EXERCISE: Write out, exactly as they appear, only the lines running from the line with "Transcribe the text in this document." to the final line of the listing; include both.

--

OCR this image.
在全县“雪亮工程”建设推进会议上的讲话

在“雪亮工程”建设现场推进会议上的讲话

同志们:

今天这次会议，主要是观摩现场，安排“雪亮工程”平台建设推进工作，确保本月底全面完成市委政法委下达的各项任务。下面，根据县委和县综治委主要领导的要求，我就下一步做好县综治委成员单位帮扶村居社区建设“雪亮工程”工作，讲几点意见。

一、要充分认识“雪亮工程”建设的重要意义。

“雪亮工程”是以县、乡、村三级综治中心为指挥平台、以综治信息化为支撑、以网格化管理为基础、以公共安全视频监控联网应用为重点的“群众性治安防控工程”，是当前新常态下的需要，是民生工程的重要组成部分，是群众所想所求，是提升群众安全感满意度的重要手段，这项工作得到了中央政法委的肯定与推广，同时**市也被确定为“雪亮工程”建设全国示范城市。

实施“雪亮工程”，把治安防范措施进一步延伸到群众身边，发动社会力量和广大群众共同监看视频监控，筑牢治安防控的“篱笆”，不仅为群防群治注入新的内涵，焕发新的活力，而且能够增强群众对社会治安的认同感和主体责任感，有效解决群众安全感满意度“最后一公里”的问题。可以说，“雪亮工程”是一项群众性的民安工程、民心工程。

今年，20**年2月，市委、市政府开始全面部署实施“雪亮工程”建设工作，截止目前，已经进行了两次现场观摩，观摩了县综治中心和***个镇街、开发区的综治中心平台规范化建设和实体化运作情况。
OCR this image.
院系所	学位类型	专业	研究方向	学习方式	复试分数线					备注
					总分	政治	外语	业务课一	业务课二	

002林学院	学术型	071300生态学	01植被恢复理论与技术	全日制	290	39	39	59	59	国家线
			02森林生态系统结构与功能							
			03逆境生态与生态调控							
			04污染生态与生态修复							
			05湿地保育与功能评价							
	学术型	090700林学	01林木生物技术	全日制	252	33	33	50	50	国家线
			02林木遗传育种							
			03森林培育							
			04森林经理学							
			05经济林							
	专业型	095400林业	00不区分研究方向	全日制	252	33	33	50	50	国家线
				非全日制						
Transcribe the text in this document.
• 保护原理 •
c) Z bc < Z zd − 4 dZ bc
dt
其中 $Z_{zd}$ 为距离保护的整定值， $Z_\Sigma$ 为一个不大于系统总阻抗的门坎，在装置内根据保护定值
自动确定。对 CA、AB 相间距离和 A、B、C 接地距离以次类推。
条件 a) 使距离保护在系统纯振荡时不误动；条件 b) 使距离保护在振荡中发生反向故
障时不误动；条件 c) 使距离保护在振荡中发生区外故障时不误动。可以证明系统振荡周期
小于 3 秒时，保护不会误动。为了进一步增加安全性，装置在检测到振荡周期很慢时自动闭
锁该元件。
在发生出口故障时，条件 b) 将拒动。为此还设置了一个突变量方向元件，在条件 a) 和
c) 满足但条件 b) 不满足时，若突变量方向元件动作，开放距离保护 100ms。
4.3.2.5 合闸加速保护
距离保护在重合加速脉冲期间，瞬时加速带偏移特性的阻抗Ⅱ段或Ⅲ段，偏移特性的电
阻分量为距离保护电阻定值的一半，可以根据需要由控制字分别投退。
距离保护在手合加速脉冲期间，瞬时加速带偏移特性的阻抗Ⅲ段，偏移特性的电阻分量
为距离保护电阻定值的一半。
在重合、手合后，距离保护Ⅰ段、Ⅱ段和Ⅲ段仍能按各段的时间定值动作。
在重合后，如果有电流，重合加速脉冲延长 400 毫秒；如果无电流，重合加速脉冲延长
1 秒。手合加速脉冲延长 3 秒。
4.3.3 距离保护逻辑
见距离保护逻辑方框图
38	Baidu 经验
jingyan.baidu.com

--

EXERCISE RESPONSE:
Transcribe the text in this document.
• 保护原理 •
c) Z bc < Z zd − 4 dZ bc
dt
其中 $Z_{zd}$ 为距离保护的整定值， $Z_\Sigma$ 为一个不大于系统总阻抗的门坎，在装置内根据保护定值
自动确定。对 CA、AB 相间距离和 A、B、C 接地距离以次类推。
条件 a) 使距离保护在系统纯振荡时不误动；条件 b) 使距离保护在振荡中发生反向故
障时不误动；条件 c) 使距离保护在振荡中发生区外故障时不误动。可以证明系统振荡周期
小于 3 秒时，保护不会误动。为了进一步增加安全性，装置在检测到振荡周期很慢时自动闭
锁该元件。
在发生出口故障时，条件 b) 将拒动。为此还设置了一个突变量方向元件，在条件 a) 和
c) 满足但条件 b) 不满足时，若突变量方向元件动作，开放距离保护 100ms。
4.3.2.5 合闸加速保护
距离保护在重合加速脉冲期间，瞬时加速带偏移特性的阻抗Ⅱ段或Ⅲ段，偏移特性的电
阻分量为距离保护电阻定值的一半，可以根据需要由控制字分别投退。
距离保护在手合加速脉冲期间，瞬时加速带偏移特性的阻抗Ⅲ段，偏移特性的电阻分量
为距离保护电阻定值的一半。
在重合、手合后，距离保护Ⅰ段、Ⅱ段和Ⅲ段仍能按各段的时间定值动作。
在重合后，如果有电流，重合加速脉冲延长 400 毫秒；如果无电流，重合加速脉冲延长
1 秒。手合加速脉冲延长 3 秒。
4.3.3 距离保护逻辑
见距离保护逻辑方框图
38	Baidu 经验
jingyan.baidu.com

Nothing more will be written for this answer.